# Problem statement:
Identify the lines holding "American" and copy them.

** BEGIN **

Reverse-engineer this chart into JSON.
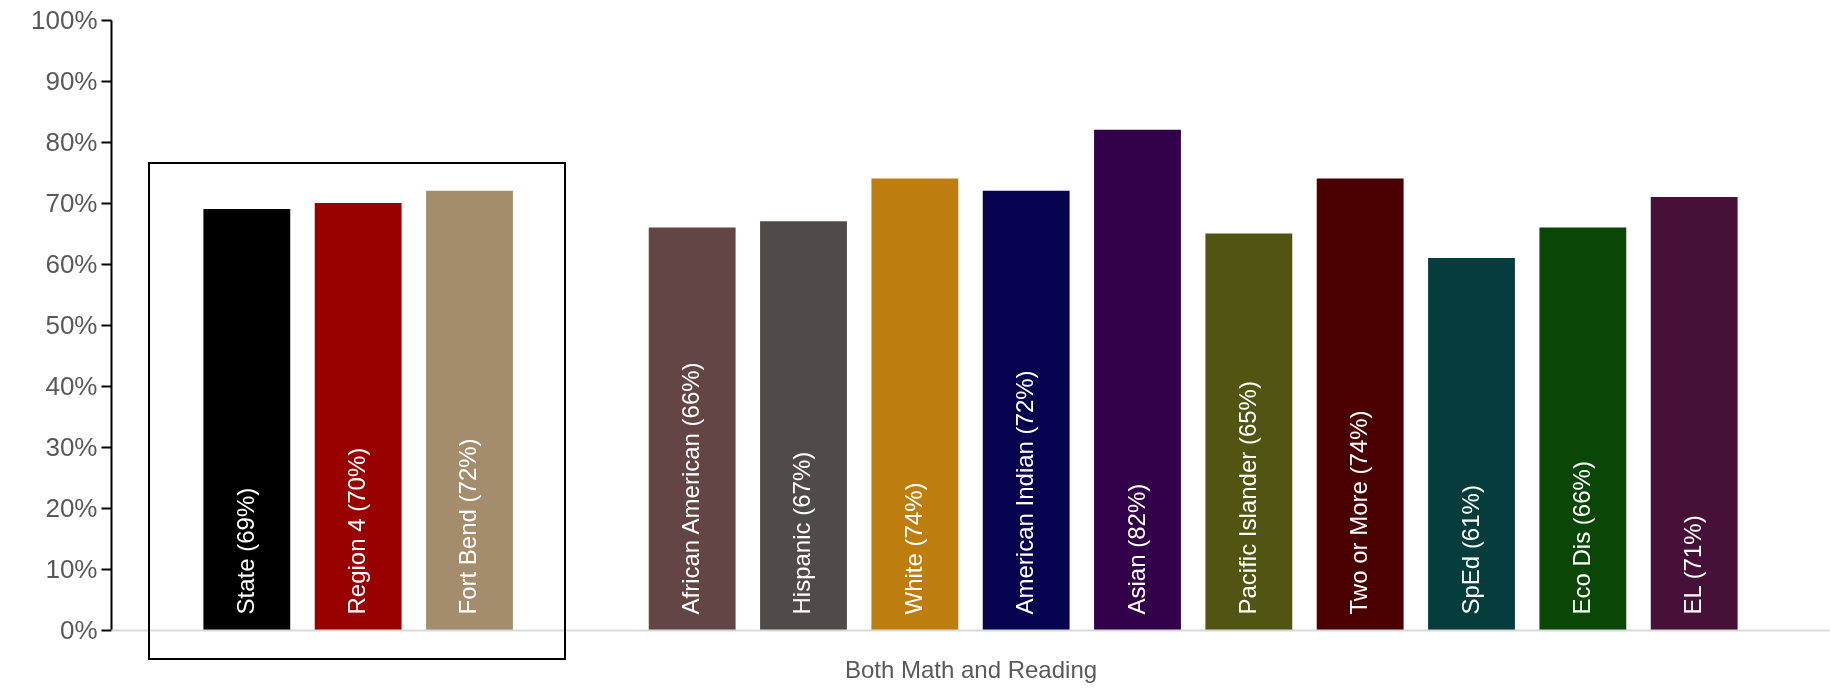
{
  "chart_data": {
    "type": "bar",
    "xlabel": "Both Math and Reading",
    "categories": [
      "State (69%)",
      "Region 4 (70%)",
      "Fort Bend (72%)",
      null,
      "African American (66%)",
      "Hispanic (67%)",
      "White (74%)",
      "American Indian (72%)",
      "Asian (82%)",
      "Pacific Islander (65%)",
      "Two or More (74%)",
      "SpEd (61%)",
      "Eco Dis (66%)",
      "EL (71%)"
    ],
    "values": [
      69,
      70,
      72,
      null,
      66,
      67,
      74,
      72,
      82,
      65,
      74,
      61,
      66,
      71
    ],
    "colors": [
      "#000000",
      "#990000",
      "#a38d6c",
      null,
      "#634545",
      "#4f4b4a",
      "#bd7e0f",
      "#07034f",
      "#33004a",
      "#525412",
      "#4a0000",
      "#053d3d",
      "#0a4707",
      "#471038"
    ],
    "ylim": [
      0,
      100
    ],
    "yticks": [
      {
        "value": 0,
        "label": "0%"
      },
      {
        "value": 10,
        "label": "10%"
      },
      {
        "value": 20,
        "label": "20%"
      },
      {
        "value": 30,
        "label": "30%"
      },
      {
        "value": 40,
        "label": "40%"
      },
      {
        "value": 50,
        "label": "50%"
      },
      {
        "value": 60,
        "label": "60%"
      },
      {
        "value": 70,
        "label": "70%"
      },
      {
        "value": 80,
        "label": "80%"
      },
      {
        "value": 90,
        "label": "90%"
      },
      {
        "value": 100,
        "label": "100%"
      }
    ]
  }
}
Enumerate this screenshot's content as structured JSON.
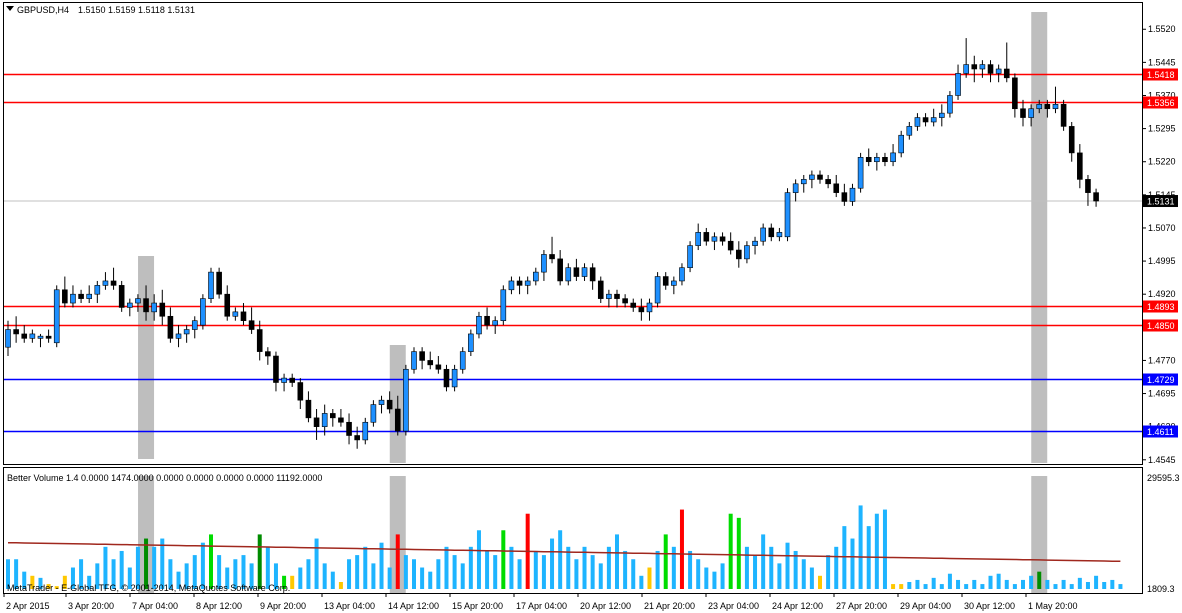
{
  "header": {
    "title": "GBPUSD,H4",
    "prices": "1.5150 1.5159 1.5118 1.5131",
    "menu_icon": "triangle-down-icon"
  },
  "indicator": {
    "title": "Better Volume 1.4 0.0000 1474.0000 0.0000 0.0000 0.0000 0.0000 11192.0000",
    "scale_top": "29595.3",
    "scale_bottom": "1809.3"
  },
  "footer": {
    "copyright": "MetaTrader - E-Global TFG, © 2001-2014, MetaQuotes Software Corp."
  },
  "colors": {
    "bull": "#1e90ff",
    "bear": "#000000",
    "level_red": "#ff0000",
    "level_blue": "#0000ff",
    "highlight": "#bebebe",
    "volume_normal": "#1eb4ff",
    "volume_climax": "#ff0000",
    "volume_churn": "#00dc00",
    "volume_churn_dark": "#008c00",
    "volume_low": "#ffc800",
    "volume_ma": "#a0281e",
    "price_tag": "#000000"
  },
  "chart_data": {
    "type": "candlestick",
    "symbol": "GBPUSD",
    "timeframe": "H4",
    "ylim": [
      1.454,
      1.555
    ],
    "y_ticks": [
      "1.5520",
      "1.5445",
      "1.5370",
      "1.5295",
      "1.5220",
      "1.5145",
      "1.5070",
      "1.4995",
      "1.4920",
      "1.4845",
      "1.4770",
      "1.4695",
      "1.4620",
      "1.4545"
    ],
    "x_ticks": [
      "2 Apr 2015",
      "3 Apr 20:00",
      "7 Apr 04:00",
      "8 Apr 12:00",
      "9 Apr 20:00",
      "13 Apr 04:00",
      "14 Apr 12:00",
      "15 Apr 20:00",
      "17 Apr 04:00",
      "20 Apr 12:00",
      "21 Apr 20:00",
      "23 Apr 04:00",
      "24 Apr 12:00",
      "27 Apr 20:00",
      "29 Apr 04:00",
      "30 Apr 12:00",
      "1 May 20:00"
    ],
    "current_price": "1.5131",
    "levels": [
      {
        "price": "1.5418",
        "color": "red"
      },
      {
        "price": "1.5356",
        "color": "red"
      },
      {
        "price": "1.4893",
        "color": "red"
      },
      {
        "price": "1.4850",
        "color": "red"
      },
      {
        "price": "1.4729",
        "color": "blue"
      },
      {
        "price": "1.4611",
        "color": "blue"
      }
    ],
    "highlight_bars": [
      17,
      48,
      127
    ],
    "candles": [
      [
        1.48,
        1.486,
        1.478,
        1.484
      ],
      [
        1.484,
        1.487,
        1.481,
        1.483
      ],
      [
        1.483,
        1.485,
        1.481,
        1.482
      ],
      [
        1.482,
        1.484,
        1.481,
        1.483
      ],
      [
        1.482,
        1.483,
        1.48,
        1.4825
      ],
      [
        1.4825,
        1.484,
        1.481,
        1.482
      ],
      [
        1.481,
        1.494,
        1.48,
        1.493
      ],
      [
        1.493,
        1.496,
        1.489,
        1.49
      ],
      [
        1.49,
        1.494,
        1.489,
        1.492
      ],
      [
        1.492,
        1.493,
        1.49,
        1.491
      ],
      [
        1.491,
        1.494,
        1.49,
        1.492
      ],
      [
        1.492,
        1.495,
        1.49,
        1.494
      ],
      [
        1.494,
        1.497,
        1.493,
        1.495
      ],
      [
        1.495,
        1.498,
        1.493,
        1.494
      ],
      [
        1.494,
        1.495,
        1.488,
        1.489
      ],
      [
        1.489,
        1.491,
        1.487,
        1.49
      ],
      [
        1.49,
        1.492,
        1.488,
        1.491
      ],
      [
        1.491,
        1.494,
        1.486,
        1.488
      ],
      [
        1.488,
        1.492,
        1.486,
        1.49
      ],
      [
        1.49,
        1.493,
        1.485,
        1.487
      ],
      [
        1.487,
        1.489,
        1.481,
        1.482
      ],
      [
        1.482,
        1.485,
        1.48,
        1.483
      ],
      [
        1.483,
        1.485,
        1.481,
        1.484
      ],
      [
        1.484,
        1.487,
        1.482,
        1.486
      ],
      [
        1.485,
        1.492,
        1.484,
        1.491
      ],
      [
        1.491,
        1.498,
        1.49,
        1.497
      ],
      [
        1.497,
        1.498,
        1.491,
        1.492
      ],
      [
        1.492,
        1.494,
        1.486,
        1.487
      ],
      [
        1.487,
        1.489,
        1.486,
        1.488
      ],
      [
        1.488,
        1.49,
        1.485,
        1.486
      ],
      [
        1.486,
        1.489,
        1.483,
        1.484
      ],
      [
        1.484,
        1.486,
        1.477,
        1.479
      ],
      [
        1.479,
        1.48,
        1.476,
        1.478
      ],
      [
        1.478,
        1.479,
        1.47,
        1.472
      ],
      [
        1.472,
        1.474,
        1.47,
        1.473
      ],
      [
        1.473,
        1.474,
        1.471,
        1.472
      ],
      [
        1.472,
        1.473,
        1.466,
        1.468
      ],
      [
        1.468,
        1.47,
        1.463,
        1.464
      ],
      [
        1.464,
        1.466,
        1.459,
        1.462
      ],
      [
        1.462,
        1.467,
        1.46,
        1.465
      ],
      [
        1.465,
        1.466,
        1.462,
        1.464
      ],
      [
        1.464,
        1.466,
        1.462,
        1.463
      ],
      [
        1.463,
        1.465,
        1.458,
        1.46
      ],
      [
        1.46,
        1.462,
        1.457,
        1.459
      ],
      [
        1.459,
        1.464,
        1.458,
        1.463
      ],
      [
        1.463,
        1.468,
        1.462,
        1.467
      ],
      [
        1.467,
        1.469,
        1.465,
        1.468
      ],
      [
        1.468,
        1.47,
        1.465,
        1.466
      ],
      [
        1.466,
        1.469,
        1.46,
        1.461
      ],
      [
        1.461,
        1.476,
        1.46,
        1.475
      ],
      [
        1.475,
        1.48,
        1.474,
        1.479
      ],
      [
        1.479,
        1.48,
        1.475,
        1.477
      ],
      [
        1.477,
        1.479,
        1.475,
        1.476
      ],
      [
        1.476,
        1.478,
        1.474,
        1.475
      ],
      [
        1.475,
        1.476,
        1.47,
        1.471
      ],
      [
        1.471,
        1.476,
        1.47,
        1.475
      ],
      [
        1.475,
        1.48,
        1.474,
        1.479
      ],
      [
        1.479,
        1.484,
        1.478,
        1.483
      ],
      [
        1.483,
        1.488,
        1.482,
        1.487
      ],
      [
        1.487,
        1.489,
        1.484,
        1.485
      ],
      [
        1.485,
        1.487,
        1.483,
        1.486
      ],
      [
        1.486,
        1.494,
        1.485,
        1.493
      ],
      [
        1.493,
        1.496,
        1.492,
        1.495
      ],
      [
        1.495,
        1.496,
        1.492,
        1.494
      ],
      [
        1.494,
        1.496,
        1.492,
        1.495
      ],
      [
        1.495,
        1.498,
        1.494,
        1.497
      ],
      [
        1.497,
        1.502,
        1.495,
        1.501
      ],
      [
        1.501,
        1.505,
        1.499,
        1.5
      ],
      [
        1.5,
        1.502,
        1.494,
        1.495
      ],
      [
        1.495,
        1.499,
        1.494,
        1.498
      ],
      [
        1.498,
        1.5,
        1.495,
        1.496
      ],
      [
        1.496,
        1.499,
        1.495,
        1.498
      ],
      [
        1.498,
        1.499,
        1.493,
        1.495
      ],
      [
        1.495,
        1.496,
        1.49,
        1.491
      ],
      [
        1.491,
        1.493,
        1.489,
        1.492
      ],
      [
        1.492,
        1.493,
        1.489,
        1.491
      ],
      [
        1.491,
        1.492,
        1.489,
        1.49
      ],
      [
        1.49,
        1.491,
        1.488,
        1.489
      ],
      [
        1.489,
        1.491,
        1.486,
        1.488
      ],
      [
        1.488,
        1.491,
        1.486,
        1.49
      ],
      [
        1.49,
        1.497,
        1.489,
        1.496
      ],
      [
        1.496,
        1.497,
        1.493,
        1.494
      ],
      [
        1.494,
        1.496,
        1.492,
        1.495
      ],
      [
        1.495,
        1.499,
        1.494,
        1.498
      ],
      [
        1.498,
        1.504,
        1.497,
        1.503
      ],
      [
        1.503,
        1.508,
        1.502,
        1.506
      ],
      [
        1.506,
        1.507,
        1.503,
        1.504
      ],
      [
        1.504,
        1.506,
        1.502,
        1.505
      ],
      [
        1.505,
        1.506,
        1.503,
        1.504
      ],
      [
        1.504,
        1.506,
        1.501,
        1.502
      ],
      [
        1.502,
        1.504,
        1.498,
        1.5
      ],
      [
        1.5,
        1.504,
        1.499,
        1.503
      ],
      [
        1.503,
        1.505,
        1.501,
        1.504
      ],
      [
        1.504,
        1.508,
        1.503,
        1.507
      ],
      [
        1.507,
        1.508,
        1.504,
        1.505
      ],
      [
        1.505,
        1.507,
        1.504,
        1.506
      ],
      [
        1.505,
        1.516,
        1.504,
        1.515
      ],
      [
        1.515,
        1.518,
        1.513,
        1.517
      ],
      [
        1.517,
        1.519,
        1.515,
        1.518
      ],
      [
        1.518,
        1.52,
        1.516,
        1.519
      ],
      [
        1.519,
        1.52,
        1.517,
        1.518
      ],
      [
        1.518,
        1.519,
        1.516,
        1.517
      ],
      [
        1.517,
        1.519,
        1.514,
        1.515
      ],
      [
        1.515,
        1.517,
        1.512,
        1.513
      ],
      [
        1.513,
        1.517,
        1.512,
        1.516
      ],
      [
        1.516,
        1.524,
        1.515,
        1.523
      ],
      [
        1.523,
        1.525,
        1.521,
        1.522
      ],
      [
        1.522,
        1.524,
        1.52,
        1.523
      ],
      [
        1.523,
        1.524,
        1.521,
        1.522
      ],
      [
        1.522,
        1.526,
        1.521,
        1.524
      ],
      [
        1.524,
        1.529,
        1.523,
        1.528
      ],
      [
        1.528,
        1.531,
        1.527,
        1.53
      ],
      [
        1.53,
        1.533,
        1.529,
        1.532
      ],
      [
        1.532,
        1.533,
        1.53,
        1.531
      ],
      [
        1.531,
        1.534,
        1.53,
        1.532
      ],
      [
        1.532,
        1.535,
        1.53,
        1.533
      ],
      [
        1.533,
        1.538,
        1.532,
        1.537
      ],
      [
        1.537,
        1.544,
        1.536,
        1.542
      ],
      [
        1.542,
        1.55,
        1.541,
        1.544
      ],
      [
        1.544,
        1.546,
        1.54,
        1.543
      ],
      [
        1.543,
        1.545,
        1.541,
        1.544
      ],
      [
        1.544,
        1.545,
        1.54,
        1.542
      ],
      [
        1.542,
        1.544,
        1.54,
        1.543
      ],
      [
        1.543,
        1.549,
        1.54,
        1.541
      ],
      [
        1.541,
        1.542,
        1.532,
        1.534
      ],
      [
        1.534,
        1.536,
        1.53,
        1.532
      ],
      [
        1.532,
        1.535,
        1.53,
        1.534
      ],
      [
        1.534,
        1.536,
        1.533,
        1.535
      ],
      [
        1.535,
        1.536,
        1.532,
        1.534
      ],
      [
        1.534,
        1.539,
        1.533,
        1.535
      ],
      [
        1.535,
        1.536,
        1.529,
        1.53
      ],
      [
        1.53,
        1.531,
        1.522,
        1.524
      ],
      [
        1.524,
        1.526,
        1.516,
        1.518
      ],
      [
        1.518,
        1.519,
        1.512,
        1.515
      ],
      [
        1.515,
        1.5159,
        1.5118,
        1.5131
      ]
    ],
    "volume_ylim": [
      1809.3,
      29595.3
    ],
    "volume_ma_start": 13000,
    "volume_ma_end": 8500,
    "volumes": [
      [
        9000,
        "n"
      ],
      [
        9000,
        "n"
      ],
      [
        6000,
        "n"
      ],
      [
        5000,
        "l"
      ],
      [
        4500,
        "n"
      ],
      [
        3000,
        "l"
      ],
      [
        2500,
        "l"
      ],
      [
        5000,
        "l"
      ],
      [
        7000,
        "n"
      ],
      [
        9000,
        "n"
      ],
      [
        5000,
        "n"
      ],
      [
        8000,
        "n"
      ],
      [
        12000,
        "n"
      ],
      [
        9000,
        "n"
      ],
      [
        11000,
        "n"
      ],
      [
        7000,
        "n"
      ],
      [
        12000,
        "n"
      ],
      [
        14000,
        "d"
      ],
      [
        12000,
        "n"
      ],
      [
        14000,
        "n"
      ],
      [
        9000,
        "n"
      ],
      [
        6000,
        "n"
      ],
      [
        8000,
        "n"
      ],
      [
        10000,
        "n"
      ],
      [
        13000,
        "n"
      ],
      [
        15000,
        "c"
      ],
      [
        10000,
        "n"
      ],
      [
        7000,
        "n"
      ],
      [
        9000,
        "n"
      ],
      [
        10000,
        "n"
      ],
      [
        8000,
        "n"
      ],
      [
        15000,
        "d"
      ],
      [
        12000,
        "n"
      ],
      [
        8000,
        "n"
      ],
      [
        5000,
        "c"
      ],
      [
        5000,
        "l"
      ],
      [
        7000,
        "n"
      ],
      [
        9000,
        "n"
      ],
      [
        14000,
        "n"
      ],
      [
        8000,
        "n"
      ],
      [
        6000,
        "n"
      ],
      [
        3500,
        "l"
      ],
      [
        9000,
        "n"
      ],
      [
        10000,
        "n"
      ],
      [
        12000,
        "n"
      ],
      [
        8000,
        "n"
      ],
      [
        13000,
        "n"
      ],
      [
        7000,
        "n"
      ],
      [
        15000,
        "x"
      ],
      [
        10000,
        "n"
      ],
      [
        9000,
        "n"
      ],
      [
        7000,
        "n"
      ],
      [
        6000,
        "n"
      ],
      [
        9000,
        "n"
      ],
      [
        12000,
        "n"
      ],
      [
        10000,
        "n"
      ],
      [
        8000,
        "n"
      ],
      [
        12000,
        "n"
      ],
      [
        16000,
        "n"
      ],
      [
        11000,
        "n"
      ],
      [
        10000,
        "n"
      ],
      [
        16000,
        "c"
      ],
      [
        12000,
        "n"
      ],
      [
        9000,
        "n"
      ],
      [
        20000,
        "x"
      ],
      [
        11000,
        "n"
      ],
      [
        10000,
        "n"
      ],
      [
        14000,
        "n"
      ],
      [
        16000,
        "n"
      ],
      [
        12000,
        "n"
      ],
      [
        9000,
        "n"
      ],
      [
        12000,
        "n"
      ],
      [
        10000,
        "n"
      ],
      [
        8000,
        "n"
      ],
      [
        12000,
        "n"
      ],
      [
        15000,
        "n"
      ],
      [
        11000,
        "n"
      ],
      [
        9000,
        "n"
      ],
      [
        5000,
        "n"
      ],
      [
        7000,
        "l"
      ],
      [
        11000,
        "n"
      ],
      [
        15000,
        "c"
      ],
      [
        12000,
        "n"
      ],
      [
        21000,
        "x"
      ],
      [
        11000,
        "n"
      ],
      [
        9000,
        "n"
      ],
      [
        7000,
        "n"
      ],
      [
        6000,
        "n"
      ],
      [
        8000,
        "n"
      ],
      [
        20000,
        "c"
      ],
      [
        19000,
        "c"
      ],
      [
        12000,
        "n"
      ],
      [
        10000,
        "n"
      ],
      [
        15000,
        "n"
      ],
      [
        12000,
        "n"
      ],
      [
        8000,
        "n"
      ],
      [
        13000,
        "n"
      ],
      [
        11000,
        "n"
      ],
      [
        9000,
        "n"
      ],
      [
        7000,
        "n"
      ],
      [
        5000,
        "l"
      ],
      [
        10000,
        "n"
      ],
      [
        12000,
        "n"
      ],
      [
        17000,
        "n"
      ],
      [
        14000,
        "n"
      ],
      [
        22000,
        "n"
      ],
      [
        17000,
        "n"
      ],
      [
        20000,
        "n"
      ],
      [
        21000,
        "n"
      ],
      [
        3000,
        "l"
      ],
      [
        3000,
        "l"
      ],
      [
        3500,
        "n"
      ],
      [
        4000,
        "n"
      ],
      [
        3000,
        "n"
      ],
      [
        4500,
        "n"
      ],
      [
        3000,
        "n"
      ],
      [
        5500,
        "n"
      ],
      [
        4000,
        "n"
      ],
      [
        3000,
        "n"
      ],
      [
        4000,
        "n"
      ],
      [
        3000,
        "n"
      ],
      [
        5000,
        "n"
      ],
      [
        5500,
        "n"
      ],
      [
        4000,
        "n"
      ],
      [
        3000,
        "n"
      ],
      [
        4000,
        "n"
      ],
      [
        5000,
        "n"
      ],
      [
        6000,
        "d"
      ],
      [
        4000,
        "n"
      ],
      [
        3000,
        "n"
      ],
      [
        4000,
        "n"
      ],
      [
        3000,
        "n"
      ],
      [
        4500,
        "n"
      ],
      [
        3500,
        "n"
      ],
      [
        5000,
        "n"
      ],
      [
        3500,
        "n"
      ],
      [
        4000,
        "n"
      ],
      [
        3000,
        "n"
      ]
    ]
  }
}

** END **

# Reply to the exercise:
      "African American (66%)",
      "American Indian (72%)",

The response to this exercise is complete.